_TASK STATEMENT_. Your task is to output the listing word for word, with pictures excluded.
═══
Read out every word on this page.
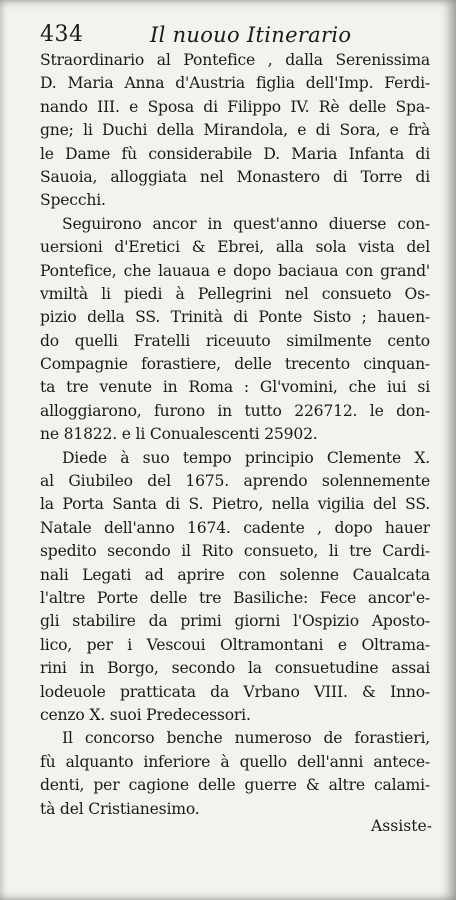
434	Il nuouo Itinerario
Straordinario al Pontefice , dalla Serenissima
D. Maria Anna d'Austria figlia dell'Imp. Ferdi-
nando III. e Sposa di Filippo IV. Rè delle Spa-
gne; li Duchi della Mirandola, e di Sora, e frà
le Dame fù considerabile D. Maria Infanta di
Sauoia, alloggiata nel Monastero di Torre di
Specchi.
Seguirono ancor in quest'anno diuerse con-
uersioni d'Eretici & Ebrei, alla sola vista del
Pontefice, che lauaua e dopo baciaua con grand'
vmiltà li piedi à Pellegrini nel consueto Os-
pizio della SS. Trinità di Ponte Sisto ; hauen-
do quelli Fratelli riceuuto similmente cento
Compagnie forastiere, delle trecento cinquan-
ta tre venute in Roma : Gl'vomini, che iui si
alloggiarono, furono in tutto 226712. le don-
ne 81822. e li Conualescenti 25902.
Diede à suo tempo principio Clemente X.
al Giubileo del 1675. aprendo solennemente
la Porta Santa di S. Pietro, nella vigilia del SS.
Natale dell'anno 1674. cadente , dopo hauer
spedito secondo il Rito consueto, li tre Cardi-
nali Legati ad aprire con solenne Caualcata
l'altre Porte delle tre Basiliche: Fece ancor'e-
gli stabilire da primi giorni l'Ospizio Aposto-
lico, per i Vescoui Oltramontani e Oltrama-
rini in Borgo, secondo la consuetudine assai
lodeuole pratticata da Vrbano VIII. & Inno-
cenzo X. suoi Predecessori.
Il concorso benche numeroso de forastieri,
fù alquanto inferiore à quello dell'anni antece-
denti, per cagione delle guerre & altre calami-
tà del Cristianesimo.
Assiste-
═══
_THE ANSWER_.
Read out every word on this page.
434	Il nuouo Itinerario
Straordinario al Pontefice , dalla Serenissima
D. Maria Anna d'Austria figlia dell'Imp. Ferdi-
nando III. e Sposa di Filippo IV. Rè delle Spa-
gne; li Duchi della Mirandola, e di Sora, e frà
le Dame fù considerabile D. Maria Infanta di
Sauoia, alloggiata nel Monastero di Torre di
Specchi.
Seguirono ancor in quest'anno diuerse con-
uersioni d'Eretici & Ebrei, alla sola vista del
Pontefice, che lauaua e dopo baciaua con grand'
vmiltà li piedi à Pellegrini nel consueto Os-
pizio della SS. Trinità di Ponte Sisto ; hauen-
do quelli Fratelli riceuuto similmente cento
Compagnie forastiere, delle trecento cinquan-
ta tre venute in Roma : Gl'vomini, che iui si
alloggiarono, furono in tutto 226712. le don-
ne 81822. e li Conualescenti 25902.
Diede à suo tempo principio Clemente X.
al Giubileo del 1675. aprendo solennemente
la Porta Santa di S. Pietro, nella vigilia del SS.
Natale dell'anno 1674. cadente , dopo hauer
spedito secondo il Rito consueto, li tre Cardi-
nali Legati ad aprire con solenne Caualcata
l'altre Porte delle tre Basiliche: Fece ancor'e-
gli stabilire da primi giorni l'Ospizio Aposto-
lico, per i Vescoui Oltramontani e Oltrama-
rini in Borgo, secondo la consuetudine assai
lodeuole pratticata da Vrbano VIII. & Inno-
cenzo X. suoi Predecessori.
Il concorso benche numeroso de forastieri,
fù alquanto inferiore à quello dell'anni antece-
denti, per cagione delle guerre & altre calami-
tà del Cristianesimo.
Assiste-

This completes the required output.